MATERIAL FOR THIS TASK

#####

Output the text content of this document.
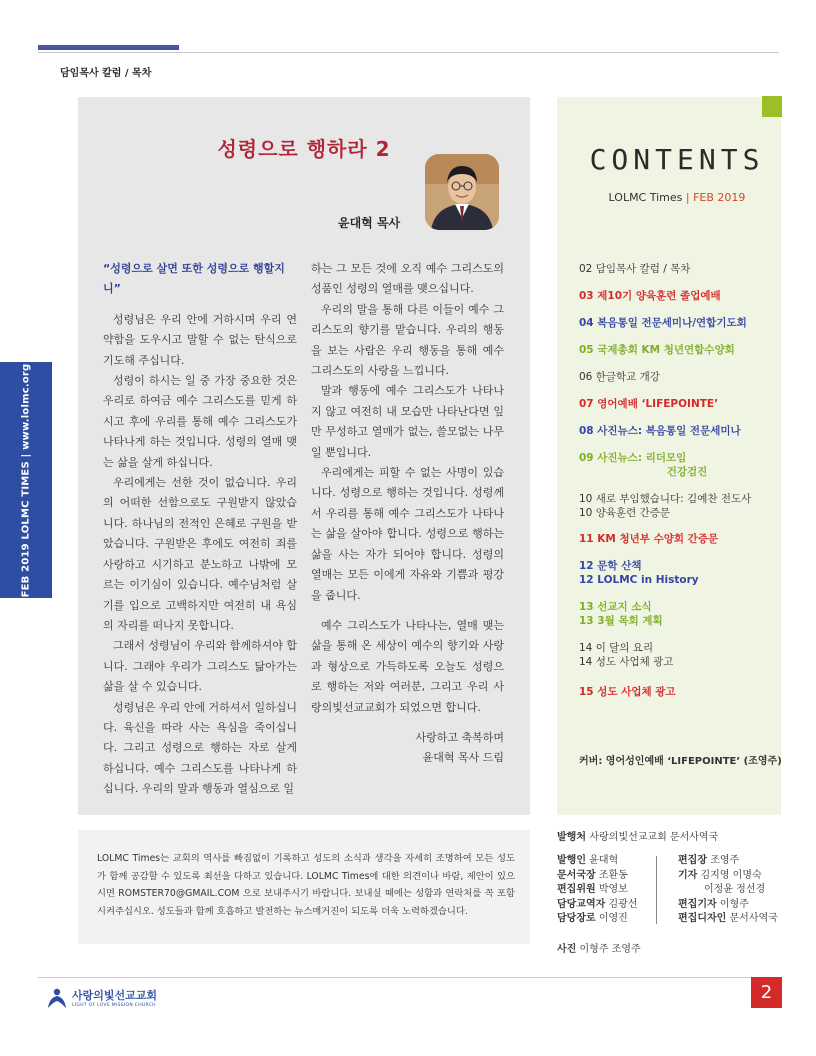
담임목사 칼럼 / 목차
FEB 2019 LOLMC TIMES | www.lolmc.org
성령으로 행하라 2
윤대혁 목사

“성령으로 살면 또한 성령으로 행할지니”

성령님은 우리 안에 거하시며 우리 연약함을 도우시고 말할 수 없는 탄식으로 기도해 주십니다.

성령이 하시는 일 중 가장 중요한 것은 우리로 하여금 예수 그리스도를 믿게 하시고 후에 우리를 통해 예수 그리스도가 나타나게 하는 것입니다. 성령의 열매 맺는 삶을 살게 하십니다.

우리에게는 선한 것이 없습니다. 우리의 어떠한 선함으로도 구원받지 않았습니다. 하나님의 전적인 은혜로 구원을 받았습니다. 구원받은 후에도 여전히 죄를 사랑하고 시기하고 분노하고 나밖에 모르는 이기심이 있습니다. 예수님처럼 살기를 입으로 고백하지만 여전히 내 욕심의 자리를 떠나지 못합니다.

그래서 성령님이 우리와 함께하셔야 합니다. 그래야 우리가 그리스도 닮아가는 삶을 살 수 있습니다.

성령님은 우리 안에 거하셔서 일하십니다. 육신을 따라 사는 욕심을 죽이십니다. 그리고 성령으로 행하는 자로 살게 하십니다. 예수 그리스도를 나타나게 하십니다. 우리의 말과 행동과 열심으로 일

하는 그 모든 것에 오직 예수 그리스도의 성품인 성령의 열매를 맺으십니다.

우리의 말을 통해 다른 이들이 예수 그리스도의 향기를 맡습니다. 우리의 행동을 보는 사람은 우리 행동을 통해 예수 그리스도의 사랑을 느낍니다.

말과 행동에 예수 그리스도가 나타나지 않고 여전히 내 모습만 나타난다면 잎만 무성하고 열매가 없는, 쓸모없는 나무일 뿐입니다.

우리에게는 피할 수 없는 사명이 있습니다. 성령으로 행하는 것입니다. 성령께서 우리를 통해 예수 그리스도가 나타나는 삶을 살아야 합니다. 성령으로 행하는 삶을 사는 자가 되어야 합니다. 성령의 열매는 모든 이에게 자유와 기쁨과 평강을 줍니다.

예수 그리스도가 나타나는, 열매 맺는 삶을 통해 온 세상이 예수의 향기와 사랑과 형상으로 가득하도록 오늘도 성령으로 행하는 저와 여러분, 그리고 우리 사랑의빛선교교회가 되었으면 합니다.

사랑하고 축복하며

윤대혁 목사 드림

CONTENTS
LOLMC Times | FEB 2019
02 담임목사 칼럼 / 목차
03 제10기 양육훈련 졸업예배
04 복음통일 전문세미나/연합기도회
05 국제총회 KM 청년연합수양회
06 한글학교 개강
07 영어예배 ‘LIFEPOINTE’
08 사진뉴스: 복음통일 전문세미나
09 사진뉴스: 리더모임
건강검진
10 새로 부임했습니다: 김예찬 전도사
10 양육훈련 간증문
11 KM 청년부 수양회 간증문
12 문학 산책
12 LOLMC in History
13 선교지 소식
13 3월 목회 계획
14 이 달의 요리
14 성도 사업체 광고
15 성도 사업체 광고
커버: 영어성인예배 ‘LIFEPOINTE’ (조영주)
LOLMC Times는 교회의 역사를 빠짐없이 기록하고 성도의 소식과 생각을 자세히 조명하여 모든 성도가 함께 공감할 수 있도록 최선을 다하고 있습니다. LOLMC Times에 대한 의견이나 바람, 제안이 있으시면 ROMSTER70@GMAIL.COM 으로 보내주시기 바랍니다. 보내실 때에는 성함과 연락처를 꼭 포함시켜주십시오. 성도들과 함께 호흡하고 발전하는 뉴스매거진이 되도록 더욱 노력하겠습니다.
발행처 사랑의빛선교교회 문서사역국
발행인 윤대혁
문서국장 조환동
편집위원 박영보
담당교역자 김광선
담당장로 이영진
편집장 조영주
기자 김지영 이명숙
이정윤 정선경
편집기자 이형주
편집디자인 문서사역국
사진 이형주 조영주
사랑의빛선교교회
LIGHT OF LOVE MISSION CHURCH
2
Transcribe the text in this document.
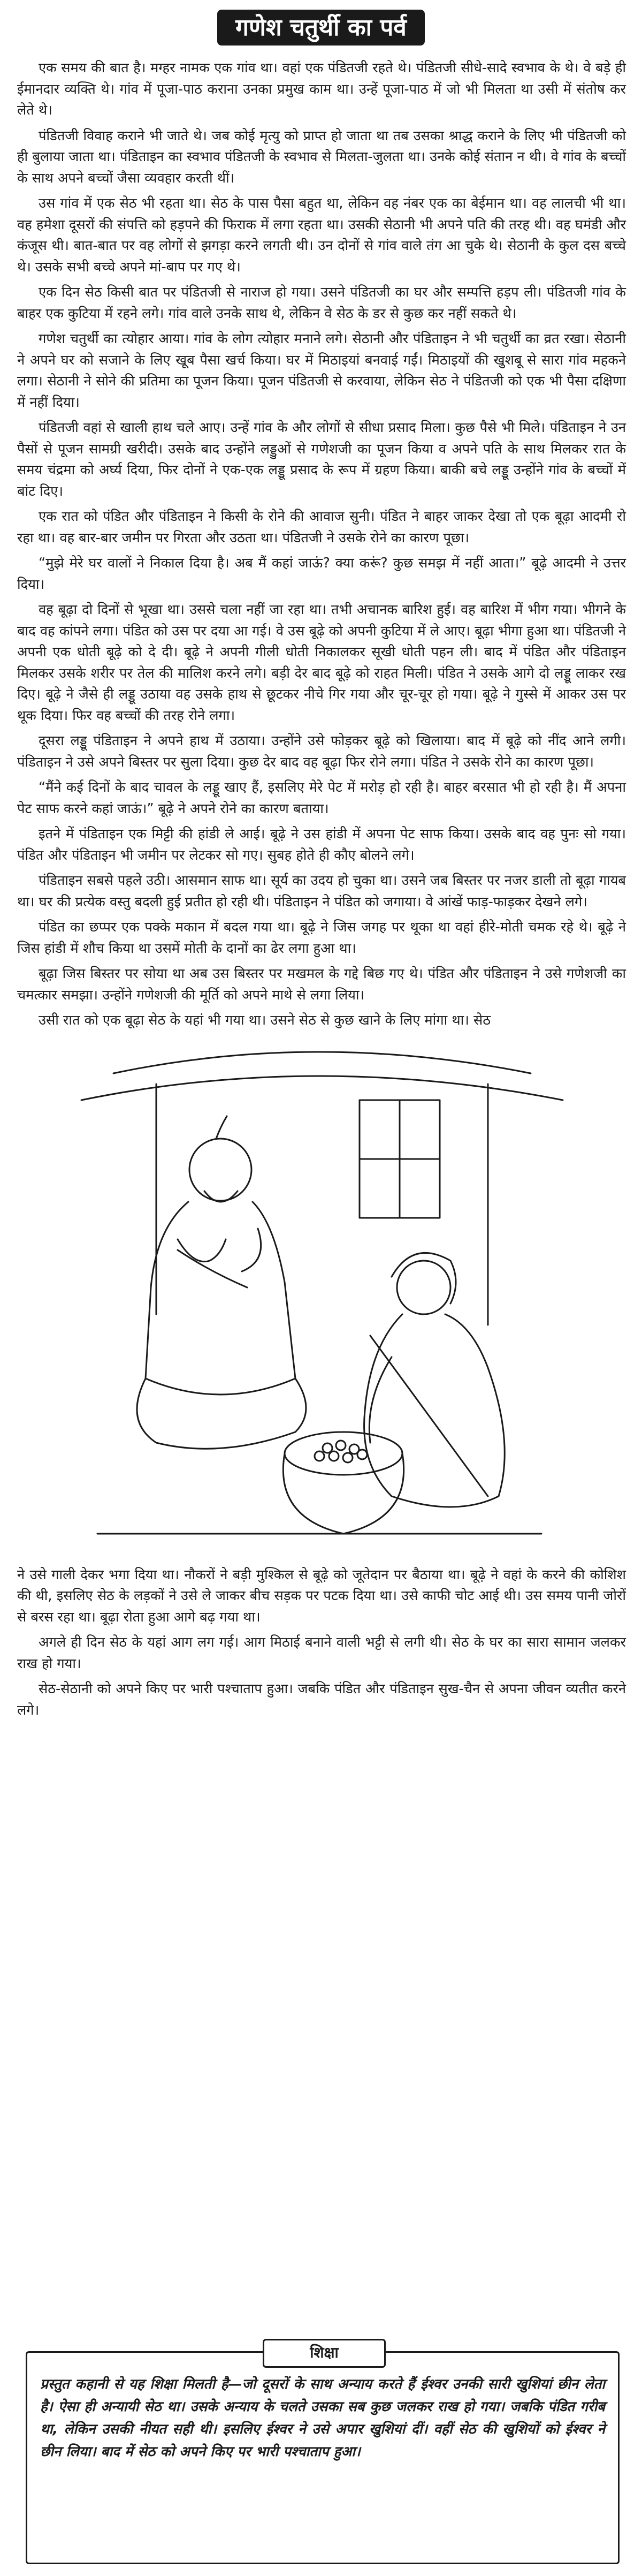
गणेश चतुर्थी का पर्व

एक समय की बात है। मग्हर नामक एक गांव था। वहां एक पंडितजी रहते थे। पंडितजी सीधे-सादे स्वभाव के थे। वे बड़े ही ईमानदार व्यक्ति थे। गांव में पूजा-पाठ कराना उनका प्रमुख काम था। उन्हें पूजा-पाठ में जो भी मिलता था उसी में संतोष कर लेते थे।

पंडितजी विवाह कराने भी जाते थे। जब कोई मृत्यु को प्राप्त हो जाता था तब उसका श्राद्ध कराने के लिए भी पंडितजी को ही बुलाया जाता था। पंडिताइन का स्वभाव पंडितजी के स्वभाव से मिलता-जुलता था। उनके कोई संतान न थी। वे गांव के बच्चों के साथ अपने बच्चों जैसा व्यवहार करती थीं।

उस गांव में एक सेठ भी रहता था। सेठ के पास पैसा बहुत था, लेकिन वह नंबर एक का बेईमान था। वह लालची भी था। वह हमेशा दूसरों की संपत्ति को हड़पने की फिराक में लगा रहता था। उसकी सेठानी भी अपने पति की तरह थी। वह घमंडी और कंजूस थी। बात-बात पर वह लोगों से झगड़ा करने लगती थी। उन दोनों से गांव वाले तंग आ चुके थे। सेठानी के कुल दस बच्चे थे। उसके सभी बच्चे अपने मां-बाप पर गए थे।

एक दिन सेठ किसी बात पर पंडितजी से नाराज हो गया। उसने पंडितजी का घर और सम्पत्ति हड़प ली। पंडितजी गांव के बाहर एक कुटिया में रहने लगे। गांव वाले उनके साथ थे, लेकिन वे सेठ के डर से कुछ कर नहीं सकते थे।

गणेश चतुर्थी का त्योहार आया। गांव के लोग त्योहार मनाने लगे। सेठानी और पंडिताइन ने भी चतुर्थी का व्रत रखा। सेठानी ने अपने घर को सजाने के लिए खूब पैसा खर्च किया। घर में मिठाइयां बनवाई गईं। मिठाइयों की खुशबू से सारा गांव महकने लगा। सेठानी ने सोने की प्रतिमा का पूजन किया। पूजन पंडितजी से करवाया, लेकिन सेठ ने पंडितजी को एक भी पैसा दक्षिणा में नहीं दिया।

पंडितजी वहां से खाली हाथ चले आए। उन्हें गांव के और लोगों से सीधा प्रसाद मिला। कुछ पैसे भी मिले। पंडिताइन ने उन पैसों से पूजन सामग्री खरीदी। उसके बाद उन्होंने लड्डुओं से गणेशजी का पूजन किया व अपने पति के साथ मिलकर रात के समय चंद्रमा को अर्घ्य दिया, फिर दोनों ने एक-एक लड्डू प्रसाद के रूप में ग्रहण किया। बाकी बचे लड्डू उन्होंने गांव के बच्चों में बांट दिए।

एक रात को पंडित और पंडिताइन ने किसी के रोने की आवाज सुनी। पंडित ने बाहर जाकर देखा तो एक बूढ़ा आदमी रो रहा था। वह बार-बार जमीन पर गिरता और उठता था। पंडितजी ने उसके रोने का कारण पूछा।

“मुझे मेरे घर वालों ने निकाल दिया है। अब मैं कहां जाऊं? क्या करूं? कुछ समझ में नहीं आता।” बूढ़े आदमी ने उत्तर दिया।

वह बूढ़ा दो दिनों से भूखा था। उससे चला नहीं जा रहा था। तभी अचानक बारिश हुई। वह बारिश में भीग गया। भीगने के बाद वह कांपने लगा। पंडित को उस पर दया आ गई। वे उस बूढ़े को अपनी कुटिया में ले आए। बूढ़ा भीगा हुआ था। पंडितजी ने अपनी एक धोती बूढ़े को दे दी। बूढ़े ने अपनी गीली धोती निकालकर सूखी धोती पहन ली। बाद में पंडित और पंडिताइन मिलकर उसके शरीर पर तेल की मालिश करने लगे। बड़ी देर बाद बूढ़े को राहत मिली। पंडित ने उसके आगे दो लड्डू लाकर रख दिए। बूढ़े ने जैसे ही लड्डू उठाया वह उसके हाथ से छूटकर नीचे गिर गया और चूर-चूर हो गया। बूढ़े ने गुस्से में आकर उस पर थूक दिया। फिर वह बच्चों की तरह रोने लगा।

दूसरा लड्डू पंडिताइन ने अपने हाथ में उठाया। उन्होंने उसे फोड़कर बूढ़े को खिलाया। बाद में बूढ़े को नींद आने लगी। पंडिताइन ने उसे अपने बिस्तर पर सुला दिया। कुछ देर बाद वह बूढ़ा फिर रोने लगा। पंडित ने उसके रोने का कारण पूछा।

“मैंने कई दिनों के बाद चावल के लड्डू खाए हैं, इसलिए मेरे पेट में मरोड़ हो रही है। बाहर बरसात भी हो रही है। मैं अपना पेट साफ करने कहां जाऊं।” बूढ़े ने अपने रोने का कारण बताया।

इतने में पंडिताइन एक मिट्टी की हांडी ले आई। बूढ़े ने उस हांडी में अपना पेट साफ किया। उसके बाद वह पुनः सो गया। पंडित और पंडिताइन भी जमीन पर लेटकर सो गए। सुबह होते ही कौए बोलने लगे।

पंडिताइन सबसे पहले उठी। आसमान साफ था। सूर्य का उदय हो चुका था। उसने जब बिस्तर पर नजर डाली तो बूढ़ा गायब था। घर की प्रत्येक वस्तु बदली हुई प्रतीत हो रही थी। पंडिताइन ने पंडित को जगाया। वे आंखें फाड़-फाड़कर देखने लगे।

पंडित का छप्पर एक पक्के मकान में बदल गया था। बूढ़े ने जिस जगह पर थूका था वहां हीरे-मोती चमक रहे थे। बूढ़े ने जिस हांडी में शौच किया था उसमें मोती के दानों का ढेर लगा हुआ था।

बूढ़ा जिस बिस्तर पर सोया था अब उस बिस्तर पर मखमल के गद्दे बिछ गए थे। पंडित और पंडिताइन ने उसे गणेशजी का चमत्कार समझा। उन्होंने गणेशजी की मूर्ति को अपने माथे से लगा लिया।

उसी रात को एक बूढ़ा सेठ के यहां भी गया था। उसने सेठ से कुछ खाने के लिए मांगा था। सेठ

ने उसे गाली देकर भगा दिया था। नौकरों ने बड़ी मुश्किल से बूढ़े को जूतेदान पर बैठाया था। बूढ़े ने वहां के करने की कोशिश की थी, इसलिए सेठ के लड़कों ने उसे ले जाकर बीच सड़क पर पटक दिया था। उसे काफी चोट आई थी। उस समय पानी जोरों से बरस रहा था। बूढ़ा रोता हुआ आगे बढ़ गया था।

अगले ही दिन सेठ के यहां आग लग गई। आग मिठाई बनाने वाली भट्टी से लगी थी। सेठ के घर का सारा सामान जलकर राख हो गया।

सेठ-सेठानी को अपने किए पर भारी पश्चाताप हुआ। जबकि पंडित और पंडिताइन सुख-चैन से अपना जीवन व्यतीत करने लगे।

शिक्षा
प्रस्तुत कहानी से यह शिक्षा मिलती है—जो दूसरों के साथ अन्याय करते हैं ईश्वर उनकी सारी खुशियां छीन लेता है। ऐसा ही अन्यायी सेठ था। उसके अन्याय के चलते उसका सब कुछ जलकर राख हो गया। जबकि पंडित गरीब था, लेकिन उसकी नीयत सही थी। इसलिए ईश्वर ने उसे अपार खुशियां दीं। वहीं सेठ की खुशियों को ईश्वर ने छीन लिया। बाद में सेठ को अपने किए पर भारी पश्चाताप हुआ।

#####

What is the number of lines holding the word "성령으로"? State it alone.

ANSWER TO THIS PROBLEM
5